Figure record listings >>
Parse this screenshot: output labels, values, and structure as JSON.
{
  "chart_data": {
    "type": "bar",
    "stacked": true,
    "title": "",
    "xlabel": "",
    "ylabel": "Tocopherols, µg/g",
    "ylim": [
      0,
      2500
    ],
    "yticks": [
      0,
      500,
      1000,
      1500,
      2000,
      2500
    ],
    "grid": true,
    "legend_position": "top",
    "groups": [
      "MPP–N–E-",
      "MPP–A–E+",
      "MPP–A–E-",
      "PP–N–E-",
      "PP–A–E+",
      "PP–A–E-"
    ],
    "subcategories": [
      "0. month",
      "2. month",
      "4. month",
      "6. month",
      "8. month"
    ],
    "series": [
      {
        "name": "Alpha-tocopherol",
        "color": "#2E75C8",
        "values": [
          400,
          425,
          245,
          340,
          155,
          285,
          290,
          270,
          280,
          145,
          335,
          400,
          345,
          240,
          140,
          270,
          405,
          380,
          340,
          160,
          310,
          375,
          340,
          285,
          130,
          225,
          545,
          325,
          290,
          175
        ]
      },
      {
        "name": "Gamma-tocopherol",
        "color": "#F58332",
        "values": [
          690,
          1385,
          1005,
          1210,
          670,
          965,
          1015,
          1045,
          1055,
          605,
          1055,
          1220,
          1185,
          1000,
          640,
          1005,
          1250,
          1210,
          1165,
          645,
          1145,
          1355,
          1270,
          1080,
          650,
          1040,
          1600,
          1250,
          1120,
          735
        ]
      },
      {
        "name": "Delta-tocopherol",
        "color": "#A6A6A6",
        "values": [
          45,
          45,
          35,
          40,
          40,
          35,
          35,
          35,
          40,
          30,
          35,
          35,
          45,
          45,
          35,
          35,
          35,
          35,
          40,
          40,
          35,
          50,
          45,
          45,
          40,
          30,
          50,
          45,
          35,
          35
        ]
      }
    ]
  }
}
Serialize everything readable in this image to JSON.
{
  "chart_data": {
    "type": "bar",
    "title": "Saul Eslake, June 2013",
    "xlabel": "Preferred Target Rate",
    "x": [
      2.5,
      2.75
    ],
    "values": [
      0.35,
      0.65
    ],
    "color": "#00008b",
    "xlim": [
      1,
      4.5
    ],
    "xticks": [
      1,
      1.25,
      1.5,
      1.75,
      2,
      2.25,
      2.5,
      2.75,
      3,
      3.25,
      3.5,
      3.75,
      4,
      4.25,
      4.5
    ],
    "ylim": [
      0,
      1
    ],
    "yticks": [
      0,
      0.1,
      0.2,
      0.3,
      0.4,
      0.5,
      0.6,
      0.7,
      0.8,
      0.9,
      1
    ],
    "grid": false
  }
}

Exercise details >>
Every line of the listing that holds "JSON" should be found and copied.

Exercise solution >>
Parse this screenshot: output labels, values, and structure as JSON.
Serialize everything readable in this image to JSON.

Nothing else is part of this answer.